======== Source data

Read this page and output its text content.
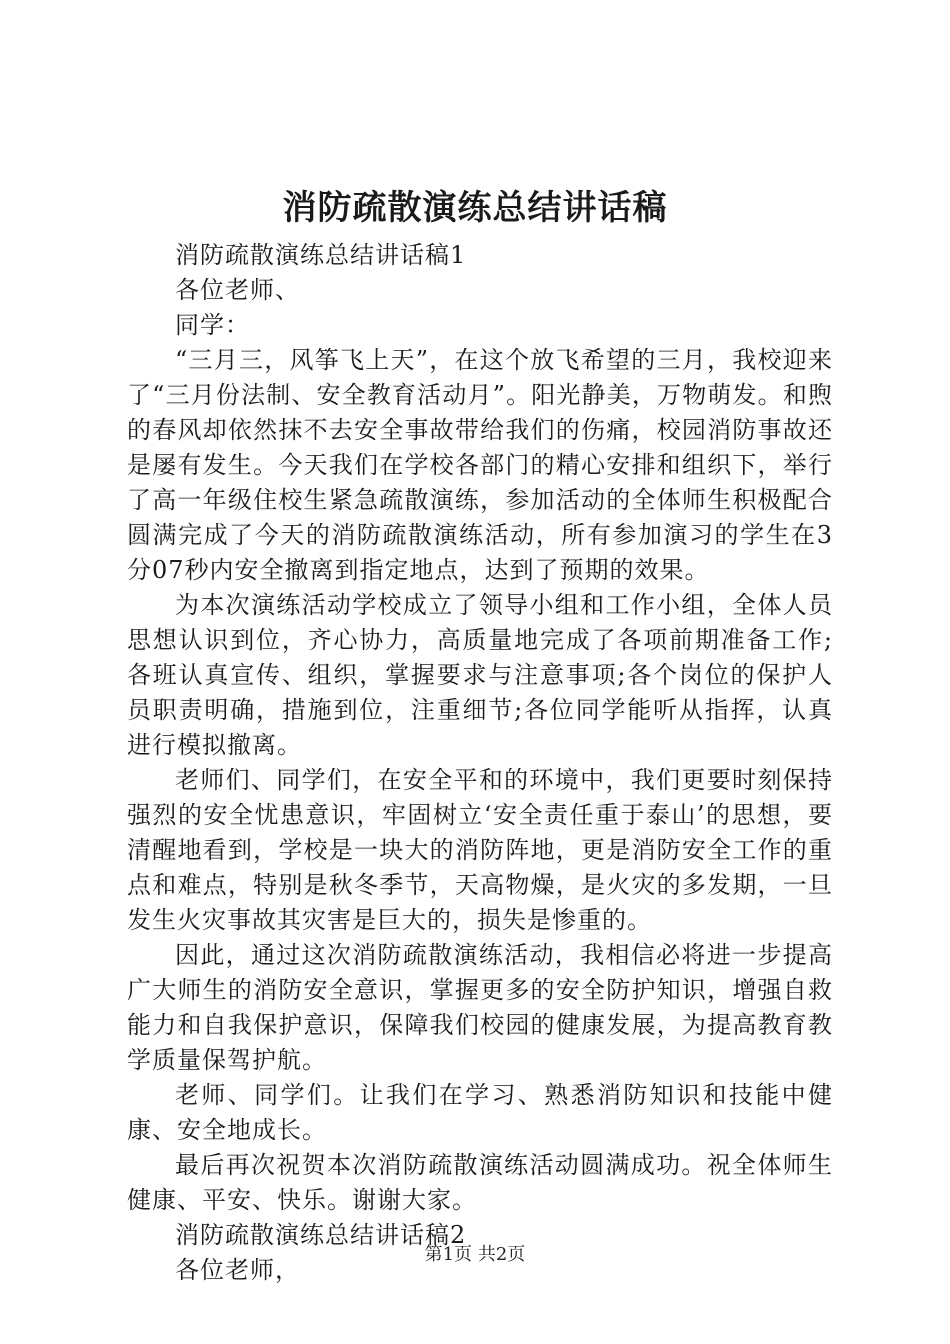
消防疏散演练总结讲话稿

消防疏散演练总结讲话稿1

各位老师、

同学：

“三月三，风筝飞上天”，在这个放飞希望的三月，我校迎来了“三月份法制、安全教育活动月”。阳光静美，万物萌发。和煦的春风却依然抹不去安全事故带给我们的伤痛，校园消防事故还是屡有发生。今天我们在学校各部门的精心安排和组织下，举行了高一年级住校生紧急疏散演练，参加活动的全体师生积极配合圆满完成了今天的消防疏散演练活动，所有参加演习的学生在3分07秒内安全撤离到指定地点，达到了预期的效果。

为本次演练活动学校成立了领导小组和工作小组，全体人员思想认识到位，齐心协力，高质量地完成了各项前期准备工作;各班认真宣传、组织，掌握要求与注意事项;各个岗位的保护人员职责明确，措施到位，注重细节;各位同学能听从指挥，认真进行模拟撤离。

老师们、同学们，在安全平和的环境中，我们更要时刻保持强烈的安全忧患意识，牢固树立‘安全责任重于泰山’的思想，要清醒地看到，学校是一块大的消防阵地，更是消防安全工作的重点和难点，特别是秋冬季节，天高物燥，是火灾的多发期，一旦发生火灾事故其灾害是巨大的，损失是惨重的。

因此，通过这次消防疏散演练活动，我相信必将进一步提高广大师生的消防安全意识，掌握更多的安全防护知识，增强自救能力和自我保护意识，保障我们校园的健康发展，为提高教育教学质量保驾护航。

老师、同学们。让我们在学习、熟悉消防知识和技能中健康、安全地成长。

最后再次祝贺本次消防疏散演练活动圆满成功。祝全体师生健康、平安、快乐。谢谢大家。

消防疏散演练总结讲话稿2

各位老师，

第1页 共2页
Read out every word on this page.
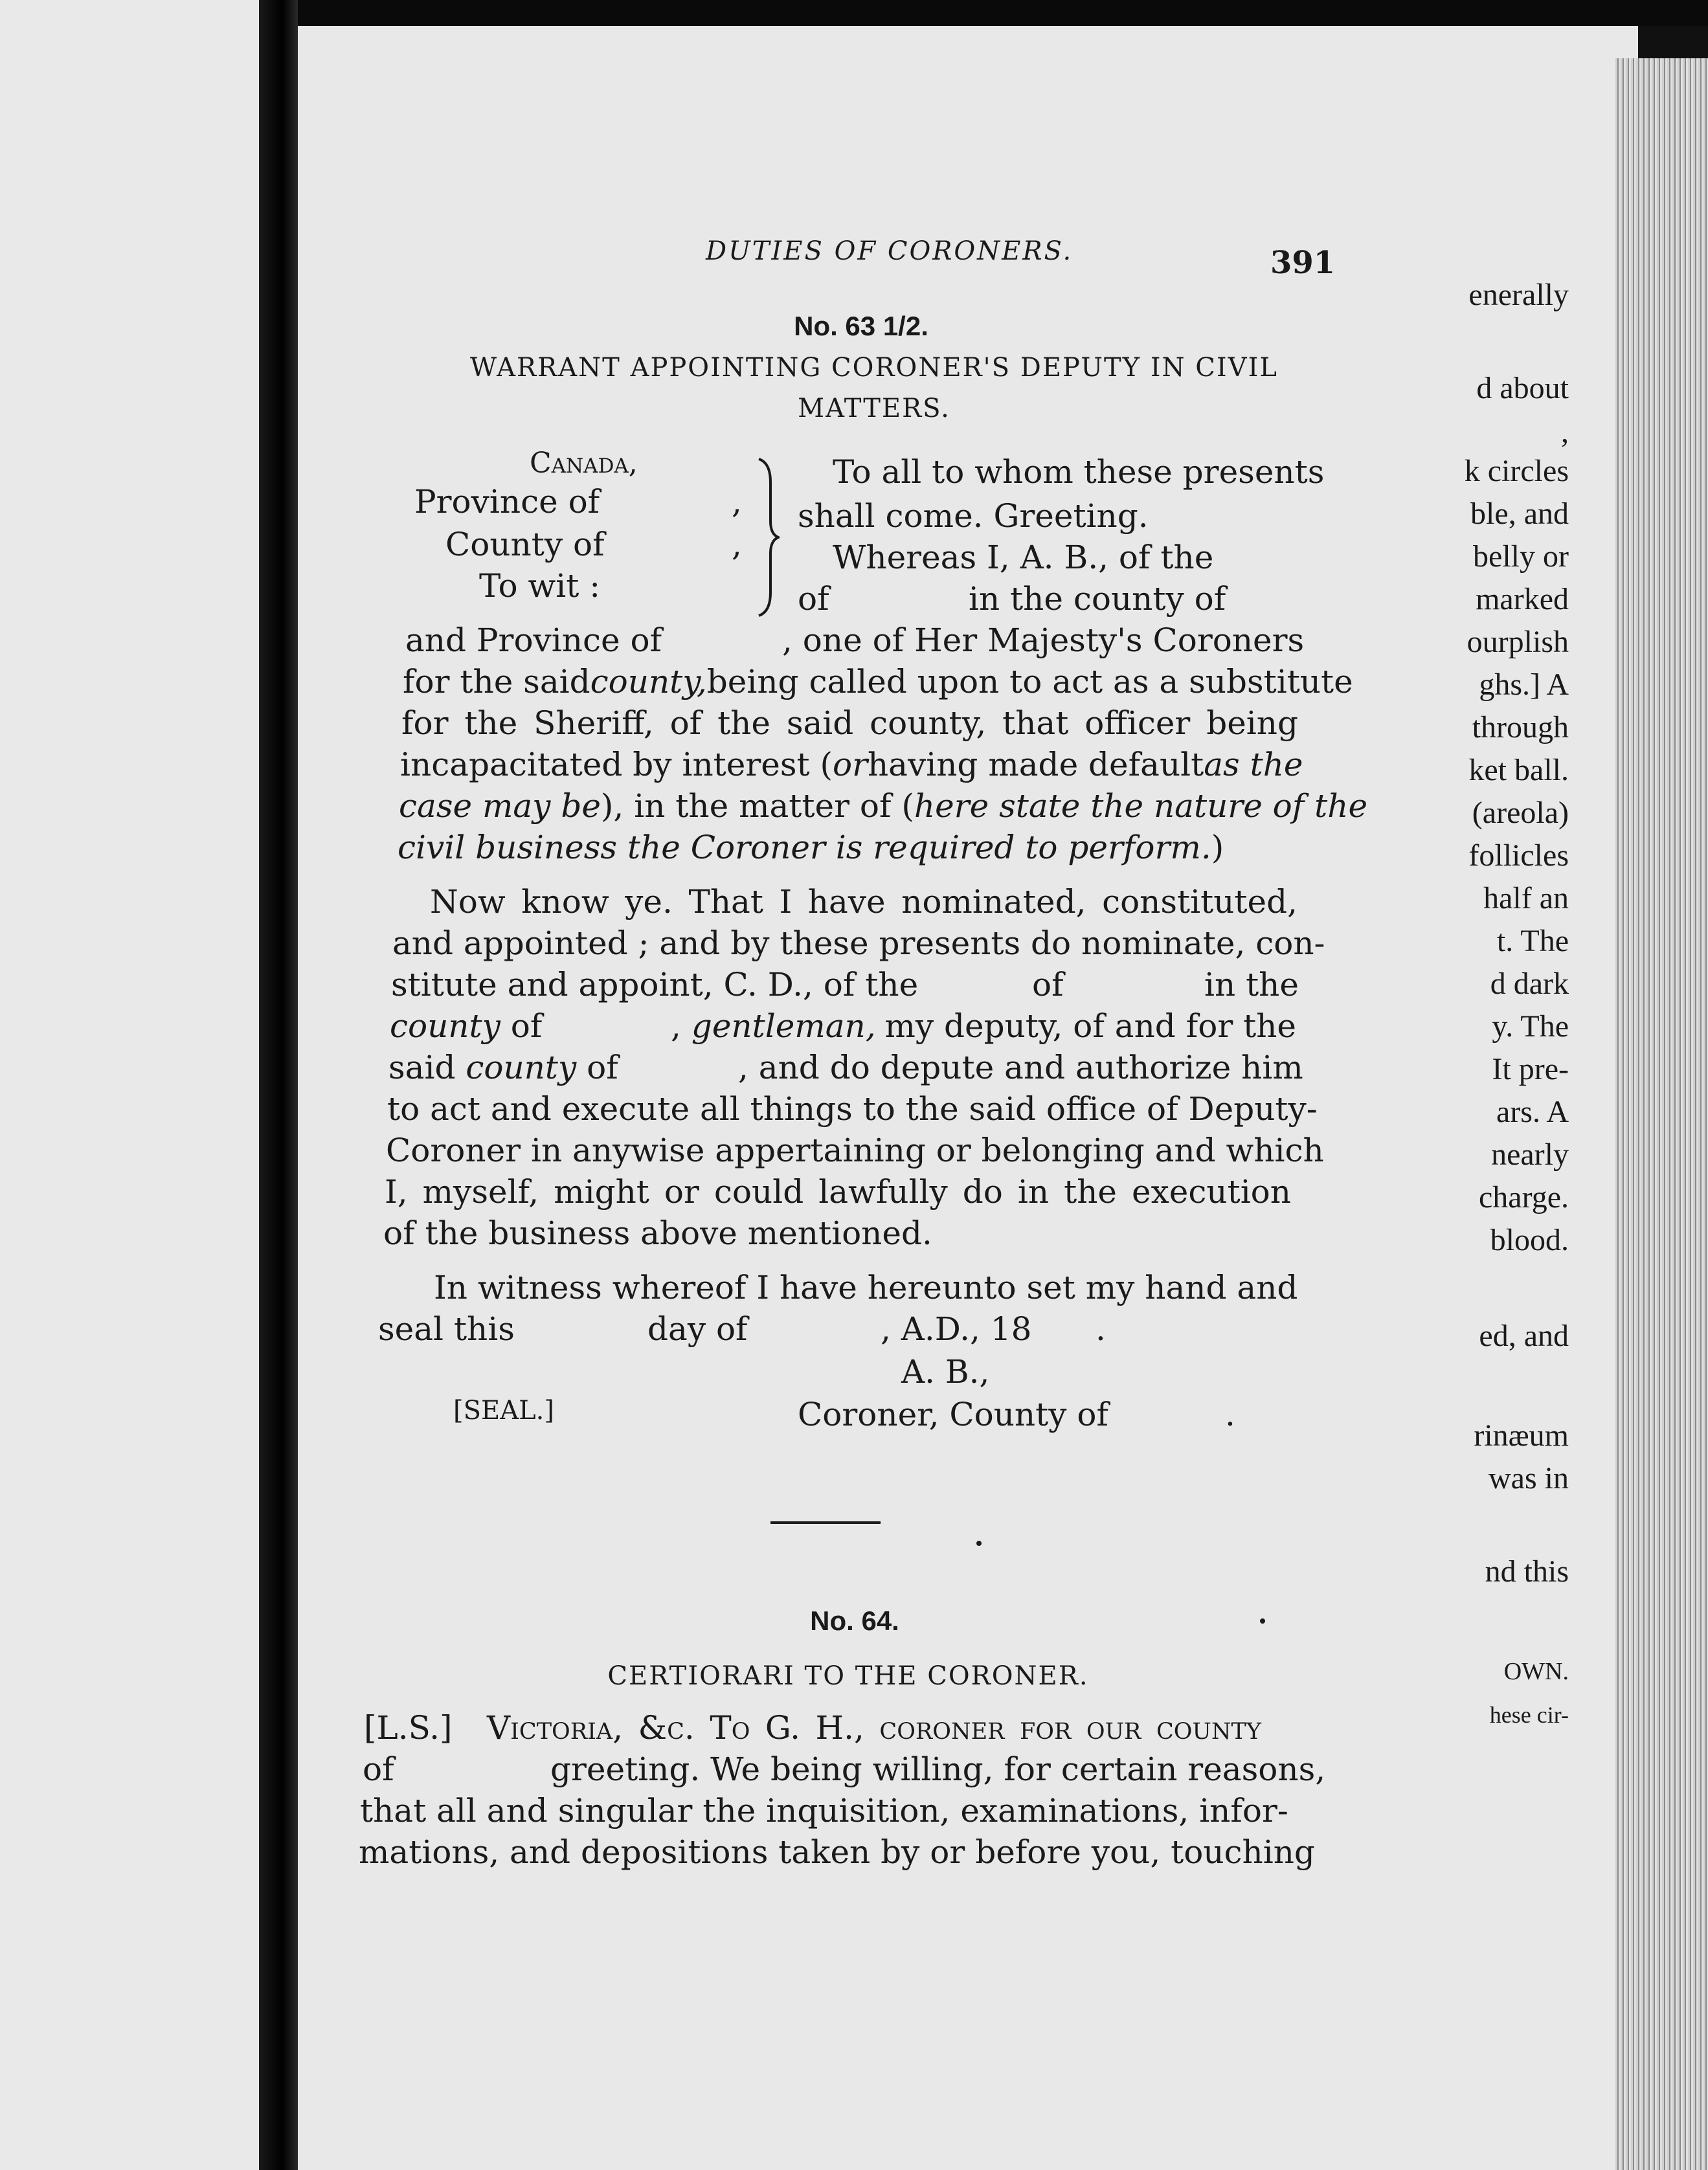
enerally
d about
,
k circles
ble, and
belly or
marked
ourplish
ghs.] A
through
ket ball.
(areola)
follicles
half an
t. The
d dark
y. The
It pre-
ars. A
nearly
charge.
blood.
ed, and
rinæum
was in
nd this
OWN.
hese cir-
DUTIES OF CORONERS.	391
No. 63 1/2.
WARRANT APPOINTING CORONER'S DEPUTY IN CIVIL
MATTERS.
Canada,
Province of	,
County of	,
To wit :
To all to whom these presents
shall come. Greeting.
Whereas I, A. B., of the
of	in the county of
and Province of	, one of Her Majesty's Coroners
for the said county, being called upon to act as a substitute
for the Sheriff, of the said county, that officer being
incapacitated by interest (or having made default as the
case may be), in the matter of ( here state the nature of the
civil business the Coroner is required to perform.)
Now know ye. That I have nominated, constituted,
and appointed ; and by these presents do nominate, con-
stitute and appoint, C. D., of the	of	in the
county of	, gentleman, my deputy, of and for the
said county of	, and do depute and authorize him
to act and execute all things to the said office of Deputy-
Coroner in anywise appertaining or belonging and which
I, myself, might or could lawfully do in the execution
of the business above mentioned.
In witness whereof I have hereunto set my hand and
seal this	day of	, A.D., 18 .
A. B.,
[SEAL.]	Coroner, County of	.
No. 64.
CERTIORARI TO THE CORONER.
[L.S.] Victoria, &c. To G. H., coroner for our county
of	greeting. We being willing, for certain reasons,
that all and singular the inquisition, examinations, infor-
mations, and depositions taken by or before you, touching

================

[What is needed]:
Examine the records and pull out every line where the string "have" occurs.

[Written response]:
Now know ye. That I have nominated, constituted,
In witness whereof I have hereunto set my hand and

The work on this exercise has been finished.